Rewrite the exhibition text from "28 Jul – 2 Oct" to "of that knowledge.", putting "information" wherever "knowledge" appears.

- READING TEXT -
▬▬▬▬▬▬
Cabinet of the Unknown

28 Jul – 2 Oct 2017

The long tradition of museum practice calls for museums to serve as institutions that provide knowledge.

In classic museology, knowledge is a commodity that a museum offers, whereby the visitor accepts the validity of that knowledge.

The Museum of Things is known for being unconventional in terms of its curatorial concept, museological classification and knowledge production. Within this respect, the exhibition project “Cabinet of the Unknown” invites a particular section of Oranienstrasse to redefine the unknown and co-create a knowledge platform.

Taking the Berlin Key as the ‘key’ object of the entire project, the participatory exhibition “Cabinet of the Unknown” dwells on the unknown through the processes of knowing and creating acquaintance. As an object widely known in Berlin, but unfamiliar to those who are not from this city, it stands for the connection between the unknown and the known, between the inside and the outside, the museum situated in the back yard and the street.
▬▬▬▬▬▬
Stored lines:
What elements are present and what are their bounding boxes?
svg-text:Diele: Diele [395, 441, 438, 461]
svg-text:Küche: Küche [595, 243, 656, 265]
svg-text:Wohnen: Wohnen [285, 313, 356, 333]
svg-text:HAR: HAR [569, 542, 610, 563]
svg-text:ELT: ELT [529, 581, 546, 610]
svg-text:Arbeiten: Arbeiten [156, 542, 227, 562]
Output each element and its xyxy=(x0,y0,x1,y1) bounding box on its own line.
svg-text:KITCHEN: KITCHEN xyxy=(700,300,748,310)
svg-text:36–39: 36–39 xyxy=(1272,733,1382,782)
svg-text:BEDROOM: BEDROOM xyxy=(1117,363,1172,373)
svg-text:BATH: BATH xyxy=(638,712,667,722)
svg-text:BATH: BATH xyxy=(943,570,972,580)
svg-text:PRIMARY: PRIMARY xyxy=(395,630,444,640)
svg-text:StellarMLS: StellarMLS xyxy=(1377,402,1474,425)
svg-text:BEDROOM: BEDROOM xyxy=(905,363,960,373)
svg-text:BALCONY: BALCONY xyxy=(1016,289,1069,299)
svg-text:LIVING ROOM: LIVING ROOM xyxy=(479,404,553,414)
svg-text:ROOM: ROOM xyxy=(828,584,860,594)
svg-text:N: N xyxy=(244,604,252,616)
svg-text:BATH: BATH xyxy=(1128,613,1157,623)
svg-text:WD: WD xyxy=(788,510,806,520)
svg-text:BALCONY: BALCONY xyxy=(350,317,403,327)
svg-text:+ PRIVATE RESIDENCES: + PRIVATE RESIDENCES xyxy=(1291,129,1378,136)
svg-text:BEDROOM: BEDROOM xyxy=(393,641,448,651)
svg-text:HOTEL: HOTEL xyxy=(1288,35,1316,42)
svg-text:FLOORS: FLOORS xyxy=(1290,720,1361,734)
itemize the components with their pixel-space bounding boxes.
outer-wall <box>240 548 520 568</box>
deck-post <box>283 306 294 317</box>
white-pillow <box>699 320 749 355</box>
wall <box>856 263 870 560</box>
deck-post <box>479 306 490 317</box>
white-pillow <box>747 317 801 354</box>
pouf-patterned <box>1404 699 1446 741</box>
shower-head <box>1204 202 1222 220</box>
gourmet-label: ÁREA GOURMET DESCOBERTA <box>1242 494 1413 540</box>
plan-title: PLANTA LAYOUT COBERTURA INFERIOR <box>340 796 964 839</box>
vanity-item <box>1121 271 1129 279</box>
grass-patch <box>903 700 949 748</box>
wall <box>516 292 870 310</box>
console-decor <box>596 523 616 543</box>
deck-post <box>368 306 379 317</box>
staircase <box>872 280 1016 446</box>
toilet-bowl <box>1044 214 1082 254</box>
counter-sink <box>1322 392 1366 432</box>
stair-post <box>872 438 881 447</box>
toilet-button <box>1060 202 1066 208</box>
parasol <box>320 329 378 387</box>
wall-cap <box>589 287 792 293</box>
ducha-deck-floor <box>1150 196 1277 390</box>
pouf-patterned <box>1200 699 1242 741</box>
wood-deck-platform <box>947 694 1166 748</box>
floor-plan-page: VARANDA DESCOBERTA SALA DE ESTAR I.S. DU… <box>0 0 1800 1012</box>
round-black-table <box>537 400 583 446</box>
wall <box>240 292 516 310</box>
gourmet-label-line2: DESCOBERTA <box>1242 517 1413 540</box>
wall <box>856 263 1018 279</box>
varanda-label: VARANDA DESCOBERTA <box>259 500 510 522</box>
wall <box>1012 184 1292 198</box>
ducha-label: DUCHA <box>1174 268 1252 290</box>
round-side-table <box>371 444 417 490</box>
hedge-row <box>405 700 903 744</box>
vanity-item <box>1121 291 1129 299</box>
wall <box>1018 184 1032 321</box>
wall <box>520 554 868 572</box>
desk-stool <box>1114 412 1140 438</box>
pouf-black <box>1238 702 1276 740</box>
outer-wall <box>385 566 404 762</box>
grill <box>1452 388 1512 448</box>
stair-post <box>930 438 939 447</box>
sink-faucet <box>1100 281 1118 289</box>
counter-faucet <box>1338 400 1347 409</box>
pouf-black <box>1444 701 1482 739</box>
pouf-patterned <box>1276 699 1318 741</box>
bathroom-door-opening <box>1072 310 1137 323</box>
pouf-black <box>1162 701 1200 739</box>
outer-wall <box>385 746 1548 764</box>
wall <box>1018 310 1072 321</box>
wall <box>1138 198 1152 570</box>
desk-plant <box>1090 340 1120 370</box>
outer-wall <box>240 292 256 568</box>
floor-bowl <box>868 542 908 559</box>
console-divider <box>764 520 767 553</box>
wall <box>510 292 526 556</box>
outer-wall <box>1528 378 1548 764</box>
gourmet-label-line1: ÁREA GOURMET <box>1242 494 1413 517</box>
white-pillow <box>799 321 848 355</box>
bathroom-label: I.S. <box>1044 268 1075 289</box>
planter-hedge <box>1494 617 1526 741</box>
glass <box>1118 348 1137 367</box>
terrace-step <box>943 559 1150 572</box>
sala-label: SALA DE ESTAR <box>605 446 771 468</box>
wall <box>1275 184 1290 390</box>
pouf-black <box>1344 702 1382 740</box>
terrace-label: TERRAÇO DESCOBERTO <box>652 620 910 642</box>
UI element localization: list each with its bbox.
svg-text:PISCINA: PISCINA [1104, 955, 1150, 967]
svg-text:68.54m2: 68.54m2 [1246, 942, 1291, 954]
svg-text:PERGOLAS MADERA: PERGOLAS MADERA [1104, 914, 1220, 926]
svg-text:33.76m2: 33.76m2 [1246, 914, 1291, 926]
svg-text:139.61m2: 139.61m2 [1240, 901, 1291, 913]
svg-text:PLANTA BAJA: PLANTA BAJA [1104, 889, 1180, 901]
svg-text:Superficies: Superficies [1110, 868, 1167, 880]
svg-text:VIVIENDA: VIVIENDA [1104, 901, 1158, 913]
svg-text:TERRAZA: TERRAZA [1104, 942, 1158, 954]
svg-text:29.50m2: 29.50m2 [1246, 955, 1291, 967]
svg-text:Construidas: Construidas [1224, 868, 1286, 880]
▬▬▬▬▬▬
- EXERCISE RESPONSE -
28 Jul – 2 Oct 2017

The long tradition of museum practice calls for museums to serve as institutions that provide information.

In classic museology, information is a commodity that a museum offers, whereby the visitor accepts the validity of that information.